▶ Exercise brief: Look through the listing for the word "espécies". Copy each line that has it.

▶ Record extracts:
START

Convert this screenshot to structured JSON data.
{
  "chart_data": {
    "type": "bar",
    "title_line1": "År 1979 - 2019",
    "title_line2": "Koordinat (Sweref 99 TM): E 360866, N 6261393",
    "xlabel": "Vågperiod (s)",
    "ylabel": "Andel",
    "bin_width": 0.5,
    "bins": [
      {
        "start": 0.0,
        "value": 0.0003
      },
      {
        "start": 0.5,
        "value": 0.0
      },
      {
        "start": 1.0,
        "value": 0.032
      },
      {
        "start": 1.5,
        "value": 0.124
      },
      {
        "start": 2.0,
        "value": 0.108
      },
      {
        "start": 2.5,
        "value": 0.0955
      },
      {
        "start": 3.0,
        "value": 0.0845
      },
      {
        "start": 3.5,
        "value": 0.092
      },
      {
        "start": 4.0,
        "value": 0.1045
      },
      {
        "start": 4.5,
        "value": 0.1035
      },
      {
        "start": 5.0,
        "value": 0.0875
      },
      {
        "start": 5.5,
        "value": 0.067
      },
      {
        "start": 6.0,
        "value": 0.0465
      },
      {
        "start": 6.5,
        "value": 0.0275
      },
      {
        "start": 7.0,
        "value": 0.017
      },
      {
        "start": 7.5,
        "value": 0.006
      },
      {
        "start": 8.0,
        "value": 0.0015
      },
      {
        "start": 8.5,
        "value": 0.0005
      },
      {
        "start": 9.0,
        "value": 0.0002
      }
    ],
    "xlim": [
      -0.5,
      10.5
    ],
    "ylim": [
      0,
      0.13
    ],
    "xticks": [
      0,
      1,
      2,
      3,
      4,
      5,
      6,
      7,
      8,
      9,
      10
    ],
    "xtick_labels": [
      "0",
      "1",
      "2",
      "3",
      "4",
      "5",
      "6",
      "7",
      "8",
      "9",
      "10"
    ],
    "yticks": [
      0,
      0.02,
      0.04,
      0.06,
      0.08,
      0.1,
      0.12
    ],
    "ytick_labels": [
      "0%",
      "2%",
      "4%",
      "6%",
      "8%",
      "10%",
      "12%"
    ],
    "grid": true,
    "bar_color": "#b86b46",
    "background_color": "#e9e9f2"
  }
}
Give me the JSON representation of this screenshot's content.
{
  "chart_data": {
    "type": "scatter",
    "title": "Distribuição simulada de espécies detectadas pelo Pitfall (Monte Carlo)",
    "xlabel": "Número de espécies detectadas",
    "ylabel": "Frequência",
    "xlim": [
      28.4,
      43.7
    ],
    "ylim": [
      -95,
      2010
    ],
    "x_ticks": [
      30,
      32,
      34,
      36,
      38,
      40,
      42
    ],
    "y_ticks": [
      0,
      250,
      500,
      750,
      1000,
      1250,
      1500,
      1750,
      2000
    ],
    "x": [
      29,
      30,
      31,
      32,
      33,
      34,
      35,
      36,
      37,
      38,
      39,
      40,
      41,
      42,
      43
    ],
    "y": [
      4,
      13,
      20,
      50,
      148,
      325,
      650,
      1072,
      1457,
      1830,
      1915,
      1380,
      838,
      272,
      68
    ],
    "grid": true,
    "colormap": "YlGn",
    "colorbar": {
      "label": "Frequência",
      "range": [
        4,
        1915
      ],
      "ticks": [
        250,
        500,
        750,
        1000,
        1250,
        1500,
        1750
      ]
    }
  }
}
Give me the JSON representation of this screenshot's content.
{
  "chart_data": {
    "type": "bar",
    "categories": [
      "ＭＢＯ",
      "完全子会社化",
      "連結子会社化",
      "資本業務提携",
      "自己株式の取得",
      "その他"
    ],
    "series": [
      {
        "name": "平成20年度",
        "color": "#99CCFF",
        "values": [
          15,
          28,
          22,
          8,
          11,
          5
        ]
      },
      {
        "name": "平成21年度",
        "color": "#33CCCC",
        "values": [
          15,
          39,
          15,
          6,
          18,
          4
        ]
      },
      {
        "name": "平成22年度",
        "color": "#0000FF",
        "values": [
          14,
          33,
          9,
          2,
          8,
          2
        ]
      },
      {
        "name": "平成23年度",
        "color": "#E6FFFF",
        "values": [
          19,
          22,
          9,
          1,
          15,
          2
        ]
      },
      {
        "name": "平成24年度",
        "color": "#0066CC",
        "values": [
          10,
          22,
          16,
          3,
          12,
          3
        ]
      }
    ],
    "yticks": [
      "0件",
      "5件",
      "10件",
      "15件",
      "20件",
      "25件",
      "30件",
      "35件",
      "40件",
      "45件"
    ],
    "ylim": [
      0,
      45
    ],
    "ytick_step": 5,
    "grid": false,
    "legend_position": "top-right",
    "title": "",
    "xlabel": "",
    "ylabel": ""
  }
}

END

▶ Task response:
    "title": "Distribuição simulada de espécies detectadas pelo Pitfall (Monte Carlo)",
    "xlabel": "Número de espécies detectadas",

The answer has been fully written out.